--- BEGIN ---

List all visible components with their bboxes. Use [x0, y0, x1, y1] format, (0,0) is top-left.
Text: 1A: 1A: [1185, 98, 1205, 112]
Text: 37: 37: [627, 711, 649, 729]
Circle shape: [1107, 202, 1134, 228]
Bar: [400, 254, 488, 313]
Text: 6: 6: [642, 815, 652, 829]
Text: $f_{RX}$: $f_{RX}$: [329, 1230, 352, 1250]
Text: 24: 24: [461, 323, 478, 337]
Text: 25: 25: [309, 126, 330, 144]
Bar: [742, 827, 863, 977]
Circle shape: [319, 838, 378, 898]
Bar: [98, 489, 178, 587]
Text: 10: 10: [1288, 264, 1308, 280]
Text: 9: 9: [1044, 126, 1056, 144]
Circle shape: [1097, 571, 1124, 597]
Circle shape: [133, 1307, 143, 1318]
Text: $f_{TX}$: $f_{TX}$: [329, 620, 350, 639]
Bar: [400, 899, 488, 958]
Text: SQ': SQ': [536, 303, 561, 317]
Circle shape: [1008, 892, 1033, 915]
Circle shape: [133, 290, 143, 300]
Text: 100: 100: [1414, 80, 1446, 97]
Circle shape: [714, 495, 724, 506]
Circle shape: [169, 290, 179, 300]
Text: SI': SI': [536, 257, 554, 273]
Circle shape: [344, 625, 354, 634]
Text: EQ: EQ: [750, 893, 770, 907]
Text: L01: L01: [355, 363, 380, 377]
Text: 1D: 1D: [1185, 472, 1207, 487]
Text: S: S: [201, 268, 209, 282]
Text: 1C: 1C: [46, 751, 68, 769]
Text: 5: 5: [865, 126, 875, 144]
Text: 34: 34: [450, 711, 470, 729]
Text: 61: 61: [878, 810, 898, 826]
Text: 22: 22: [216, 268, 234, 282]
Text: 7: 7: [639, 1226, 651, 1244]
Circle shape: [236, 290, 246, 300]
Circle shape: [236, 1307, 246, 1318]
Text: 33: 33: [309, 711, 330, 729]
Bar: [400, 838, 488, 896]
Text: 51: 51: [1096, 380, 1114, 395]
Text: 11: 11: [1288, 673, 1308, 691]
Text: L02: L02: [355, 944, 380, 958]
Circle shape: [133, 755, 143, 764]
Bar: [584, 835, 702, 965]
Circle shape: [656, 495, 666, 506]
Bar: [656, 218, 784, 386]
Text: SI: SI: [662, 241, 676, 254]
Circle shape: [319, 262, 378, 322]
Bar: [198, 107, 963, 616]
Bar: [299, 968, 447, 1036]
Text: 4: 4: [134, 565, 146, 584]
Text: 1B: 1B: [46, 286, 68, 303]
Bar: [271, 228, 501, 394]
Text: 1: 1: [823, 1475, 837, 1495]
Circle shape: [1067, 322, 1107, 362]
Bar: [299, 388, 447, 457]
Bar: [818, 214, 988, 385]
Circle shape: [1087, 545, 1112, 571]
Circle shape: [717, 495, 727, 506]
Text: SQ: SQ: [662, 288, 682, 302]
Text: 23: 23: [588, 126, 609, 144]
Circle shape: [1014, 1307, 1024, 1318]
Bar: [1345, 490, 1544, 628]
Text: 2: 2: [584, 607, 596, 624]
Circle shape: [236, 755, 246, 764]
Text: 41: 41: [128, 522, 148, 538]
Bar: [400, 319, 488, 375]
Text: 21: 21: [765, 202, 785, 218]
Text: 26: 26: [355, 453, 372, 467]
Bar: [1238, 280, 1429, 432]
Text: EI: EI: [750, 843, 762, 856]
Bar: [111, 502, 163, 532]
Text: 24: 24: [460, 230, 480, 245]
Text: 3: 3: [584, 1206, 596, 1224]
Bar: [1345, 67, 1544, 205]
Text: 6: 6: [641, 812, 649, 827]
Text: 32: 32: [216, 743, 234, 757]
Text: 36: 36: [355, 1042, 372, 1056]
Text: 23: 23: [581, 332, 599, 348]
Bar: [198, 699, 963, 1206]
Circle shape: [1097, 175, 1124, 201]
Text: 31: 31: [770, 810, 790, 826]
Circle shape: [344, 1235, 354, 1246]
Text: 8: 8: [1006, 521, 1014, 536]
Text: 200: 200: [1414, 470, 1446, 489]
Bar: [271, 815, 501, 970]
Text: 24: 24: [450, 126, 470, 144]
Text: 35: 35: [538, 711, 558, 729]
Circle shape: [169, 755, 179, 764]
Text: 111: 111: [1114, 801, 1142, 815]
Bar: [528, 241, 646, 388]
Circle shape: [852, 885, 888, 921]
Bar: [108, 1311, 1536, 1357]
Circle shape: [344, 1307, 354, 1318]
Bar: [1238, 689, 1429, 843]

--- END ---

## REQUEST
Set down every line of the item above again, word for word and in the same order, without changing anything.

## RESPONSE TO THE EXERCISE
List all visible components with their bboxes. Use [x0, y0, x1, y1] format, (0,0) is top-left.
Text: 1A: 1A: [1185, 98, 1205, 112]
Text: 37: 37: [627, 711, 649, 729]
Circle shape: [1107, 202, 1134, 228]
Bar: [400, 254, 488, 313]
Text: 6: 6: [642, 815, 652, 829]
Text: $f_{RX}$: $f_{RX}$: [329, 1230, 352, 1250]
Text: 24: 24: [461, 323, 478, 337]
Text: 25: 25: [309, 126, 330, 144]
Bar: [742, 827, 863, 977]
Circle shape: [319, 838, 378, 898]
Bar: [98, 489, 178, 587]
Text: 10: 10: [1288, 264, 1308, 280]
Text: 9: 9: [1044, 126, 1056, 144]
Circle shape: [1097, 571, 1124, 597]
Circle shape: [133, 1307, 143, 1318]
Text: $f_{TX}$: $f_{TX}$: [329, 620, 350, 639]
Bar: [400, 899, 488, 958]
Text: SQ': SQ': [536, 303, 561, 317]
Circle shape: [1008, 892, 1033, 915]
Circle shape: [133, 290, 143, 300]
Text: 100: 100: [1414, 80, 1446, 97]
Circle shape: [714, 495, 724, 506]
Circle shape: [169, 290, 179, 300]
Text: SI': SI': [536, 257, 554, 273]
Circle shape: [344, 625, 354, 634]
Text: EQ: EQ: [750, 893, 770, 907]
Text: L01: L01: [355, 363, 380, 377]
Text: 1D: 1D: [1185, 472, 1207, 487]
Text: S: S: [201, 268, 209, 282]
Text: 1C: 1C: [46, 751, 68, 769]
Text: 5: 5: [865, 126, 875, 144]
Text: 34: 34: [450, 711, 470, 729]
Text: 61: 61: [878, 810, 898, 826]
Text: 22: 22: [216, 268, 234, 282]
Text: 7: 7: [639, 1226, 651, 1244]
Circle shape: [236, 290, 246, 300]
Circle shape: [236, 1307, 246, 1318]
Text: 33: 33: [309, 711, 330, 729]
Bar: [400, 838, 488, 896]
Text: 51: 51: [1096, 380, 1114, 395]
Text: 11: 11: [1288, 673, 1308, 691]
Text: L02: L02: [355, 944, 380, 958]
Circle shape: [133, 755, 143, 764]
Bar: [584, 835, 702, 965]
Circle shape: [656, 495, 666, 506]
Bar: [656, 218, 784, 386]
Text: SI: SI: [662, 241, 676, 254]
Circle shape: [319, 262, 378, 322]
Bar: [198, 107, 963, 616]
Bar: [299, 968, 447, 1036]
Text: 4: 4: [134, 565, 146, 584]
Text: 1B: 1B: [46, 286, 68, 303]
Bar: [271, 228, 501, 394]
Text: 1: 1: [823, 1475, 837, 1495]
Circle shape: [1067, 322, 1107, 362]
Bar: [299, 388, 447, 457]
Bar: [818, 214, 988, 385]
Circle shape: [1087, 545, 1112, 571]
Circle shape: [717, 495, 727, 506]
Text: SQ: SQ: [662, 288, 682, 302]
Text: 23: 23: [588, 126, 609, 144]
Circle shape: [1014, 1307, 1024, 1318]
Bar: [1345, 490, 1544, 628]
Text: 2: 2: [584, 607, 596, 624]
Circle shape: [236, 755, 246, 764]
Text: 41: 41: [128, 522, 148, 538]
Bar: [400, 319, 488, 375]
Text: 21: 21: [765, 202, 785, 218]
Text: 26: 26: [355, 453, 372, 467]
Bar: [1238, 280, 1429, 432]
Text: EI: EI: [750, 843, 762, 856]
Bar: [111, 502, 163, 532]
Text: 24: 24: [460, 230, 480, 245]
Text: 3: 3: [584, 1206, 596, 1224]
Bar: [1345, 67, 1544, 205]
Text: 6: 6: [641, 812, 649, 827]
Text: 32: 32: [216, 743, 234, 757]
Text: 36: 36: [355, 1042, 372, 1056]
Text: 23: 23: [581, 332, 599, 348]
Bar: [198, 699, 963, 1206]
Circle shape: [1097, 175, 1124, 201]
Text: 31: 31: [770, 810, 790, 826]
Circle shape: [344, 1235, 354, 1246]
Text: 8: 8: [1006, 521, 1014, 536]
Text: 200: 200: [1414, 470, 1446, 489]
Bar: [271, 815, 501, 970]
Text: 24: 24: [450, 126, 470, 144]
Text: 35: 35: [538, 711, 558, 729]
Circle shape: [169, 755, 179, 764]
Text: 111: 111: [1114, 801, 1142, 815]
Bar: [528, 241, 646, 388]
Circle shape: [852, 885, 888, 921]
Bar: [108, 1311, 1536, 1357]
Circle shape: [344, 1307, 354, 1318]
Bar: [1238, 689, 1429, 843]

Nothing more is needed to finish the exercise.